__Set exercise__
Restate all the material verbatim, except for the pictures.

__Provided material__
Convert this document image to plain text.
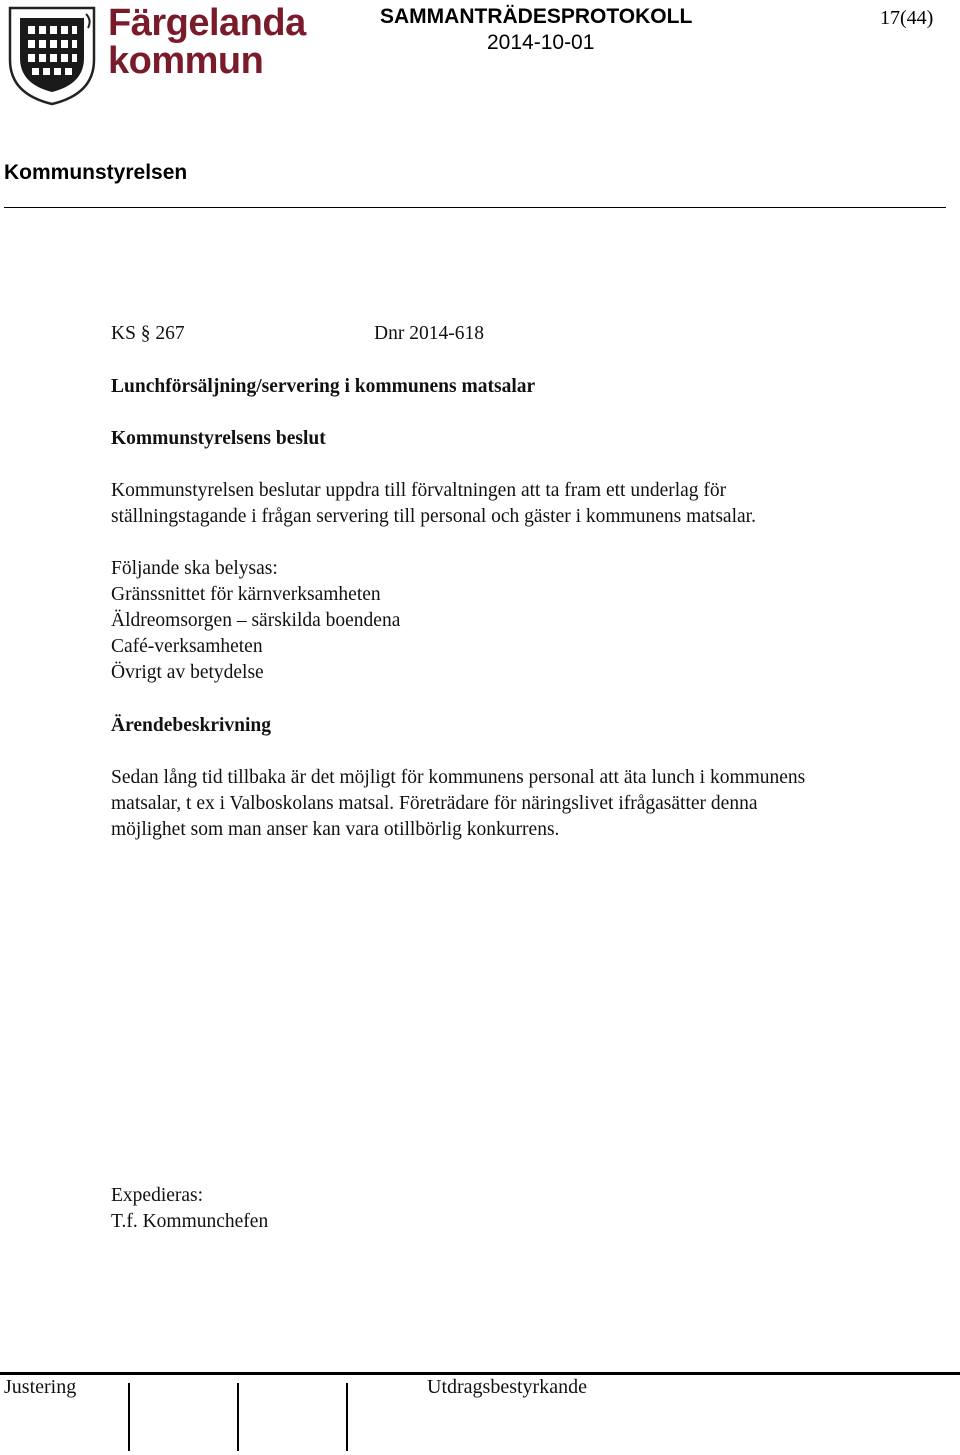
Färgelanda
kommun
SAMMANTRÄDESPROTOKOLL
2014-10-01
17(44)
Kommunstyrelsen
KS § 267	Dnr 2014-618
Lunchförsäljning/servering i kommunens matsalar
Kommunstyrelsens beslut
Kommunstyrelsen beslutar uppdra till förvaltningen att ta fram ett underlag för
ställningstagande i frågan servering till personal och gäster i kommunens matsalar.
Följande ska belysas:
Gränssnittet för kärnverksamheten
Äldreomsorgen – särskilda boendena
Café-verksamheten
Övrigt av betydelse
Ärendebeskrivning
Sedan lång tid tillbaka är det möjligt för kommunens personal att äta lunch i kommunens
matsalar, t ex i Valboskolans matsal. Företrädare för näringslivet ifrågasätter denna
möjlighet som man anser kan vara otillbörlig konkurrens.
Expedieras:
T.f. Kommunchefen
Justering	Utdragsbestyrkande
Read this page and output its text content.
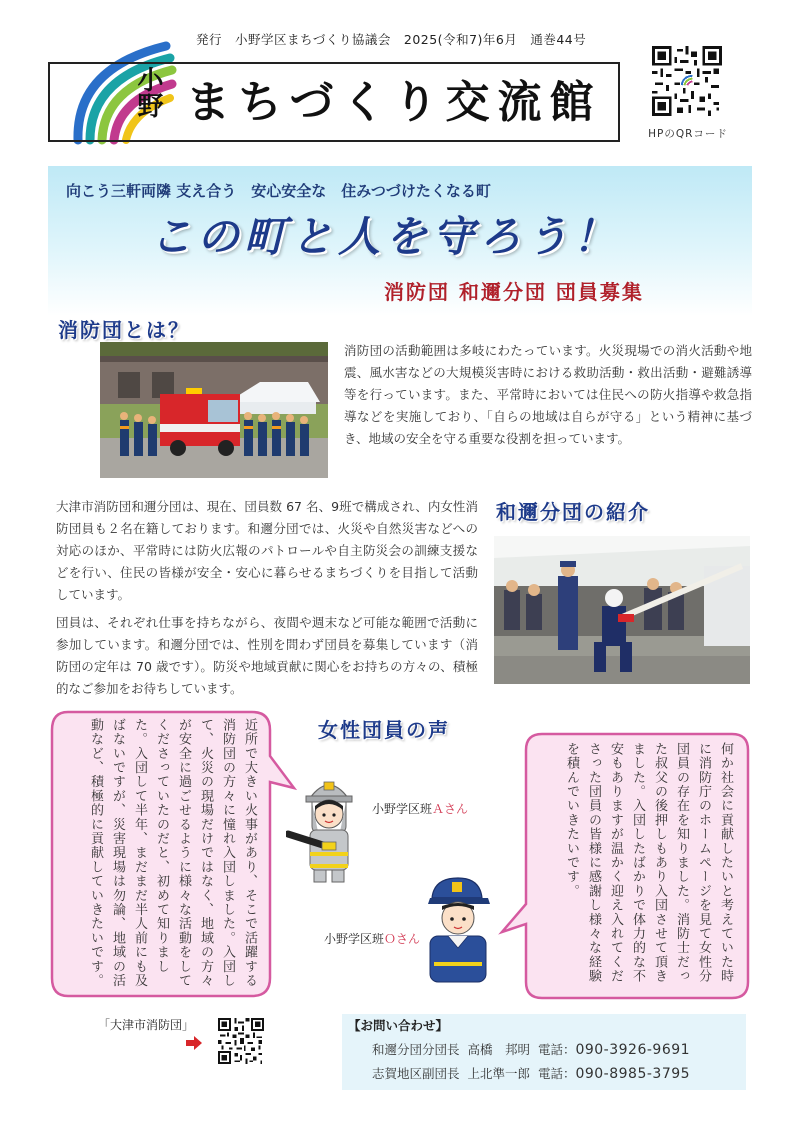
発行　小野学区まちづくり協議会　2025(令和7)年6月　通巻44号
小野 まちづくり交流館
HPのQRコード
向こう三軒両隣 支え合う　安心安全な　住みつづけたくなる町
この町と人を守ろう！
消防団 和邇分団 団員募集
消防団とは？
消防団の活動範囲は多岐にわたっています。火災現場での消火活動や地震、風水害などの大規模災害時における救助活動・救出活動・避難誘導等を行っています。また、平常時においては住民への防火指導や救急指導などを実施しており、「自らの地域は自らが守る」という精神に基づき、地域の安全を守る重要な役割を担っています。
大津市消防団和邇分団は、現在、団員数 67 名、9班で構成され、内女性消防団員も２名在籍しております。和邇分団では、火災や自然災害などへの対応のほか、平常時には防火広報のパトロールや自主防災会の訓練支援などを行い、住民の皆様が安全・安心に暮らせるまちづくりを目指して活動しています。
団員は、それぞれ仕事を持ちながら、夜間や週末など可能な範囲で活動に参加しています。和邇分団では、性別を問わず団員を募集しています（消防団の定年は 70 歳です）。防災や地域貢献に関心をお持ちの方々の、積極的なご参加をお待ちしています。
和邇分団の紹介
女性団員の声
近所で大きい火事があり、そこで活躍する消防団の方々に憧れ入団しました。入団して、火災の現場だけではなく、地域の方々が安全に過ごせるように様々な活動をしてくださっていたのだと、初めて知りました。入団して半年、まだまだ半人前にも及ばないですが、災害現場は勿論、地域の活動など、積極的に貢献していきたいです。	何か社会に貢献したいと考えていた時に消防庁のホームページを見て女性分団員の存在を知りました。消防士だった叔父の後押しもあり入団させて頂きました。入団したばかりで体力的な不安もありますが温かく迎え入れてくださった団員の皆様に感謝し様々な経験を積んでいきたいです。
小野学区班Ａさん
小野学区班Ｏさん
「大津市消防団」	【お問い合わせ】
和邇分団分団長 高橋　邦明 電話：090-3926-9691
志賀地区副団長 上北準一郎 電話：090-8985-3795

__Exercise response__
Convert this document image to plain text.
Färgelanda
kommun
SAMMANTRÄDESPROTOKOLL
2014-10-01
17(44)
Kommunstyrelsen
KS § 267	Dnr 2014-618
Lunchförsäljning/servering i kommunens matsalar
Kommunstyrelsens beslut
Kommunstyrelsen beslutar uppdra till förvaltningen att ta fram ett underlag för
ställningstagande i frågan servering till personal och gäster i kommunens matsalar.
Följande ska belysas:
Gränssnittet för kärnverksamheten
Äldreomsorgen – särskilda boendena
Café-verksamheten
Övrigt av betydelse
Ärendebeskrivning
Sedan lång tid tillbaka är det möjligt för kommunens personal att äta lunch i kommunens
matsalar, t ex i Valboskolans matsal. Företrädare för näringslivet ifrågasätter denna
möjlighet som man anser kan vara otillbörlig konkurrens.
Expedieras:
T.f. Kommunchefen
Justering	Utdragsbestyrkande
Read this page and output its text content.
発行　小野学区まちづくり協議会　2025(令和7)年6月　通巻44号
小野 まちづくり交流館
HPのQRコード
向こう三軒両隣 支え合う　安心安全な　住みつづけたくなる町
この町と人を守ろう！
消防団 和邇分団 団員募集
消防団とは？
消防団の活動範囲は多岐にわたっています。火災現場での消火活動や地震、風水害などの大規模災害時における救助活動・救出活動・避難誘導等を行っています。また、平常時においては住民への防火指導や救急指導などを実施しており、「自らの地域は自らが守る」という精神に基づき、地域の安全を守る重要な役割を担っています。
大津市消防団和邇分団は、現在、団員数 67 名、9班で構成され、内女性消防団員も２名在籍しております。和邇分団では、火災や自然災害などへの対応のほか、平常時には防火広報のパトロールや自主防災会の訓練支援などを行い、住民の皆様が安全・安心に暮らせるまちづくりを目指して活動しています。
団員は、それぞれ仕事を持ちながら、夜間や週末など可能な範囲で活動に参加しています。和邇分団では、性別を問わず団員を募集しています（消防団の定年は 70 歳です）。防災や地域貢献に関心をお持ちの方々の、積極的なご参加をお待ちしています。
和邇分団の紹介
女性団員の声
近所で大きい火事があり、そこで活躍する消防団の方々に憧れ入団しました。入団して、火災の現場だけではなく、地域の方々が安全に過ごせるように様々な活動をしてくださっていたのだと、初めて知りました。入団して半年、まだまだ半人前にも及ばないですが、災害現場は勿論、地域の活動など、積極的に貢献していきたいです。	何か社会に貢献したいと考えていた時に消防庁のホームページを見て女性分団員の存在を知りました。消防士だった叔父の後押しもあり入団させて頂きました。入団したばかりで体力的な不安もありますが温かく迎え入れてくださった団員の皆様に感謝し様々な経験を積んでいきたいです。
小野学区班Ａさん
小野学区班Ｏさん
「大津市消防団」	【お問い合わせ】
和邇分団分団長 高橋　邦明 電話：090-3926-9691
志賀地区副団長 上北準一郎 電話：090-8985-3795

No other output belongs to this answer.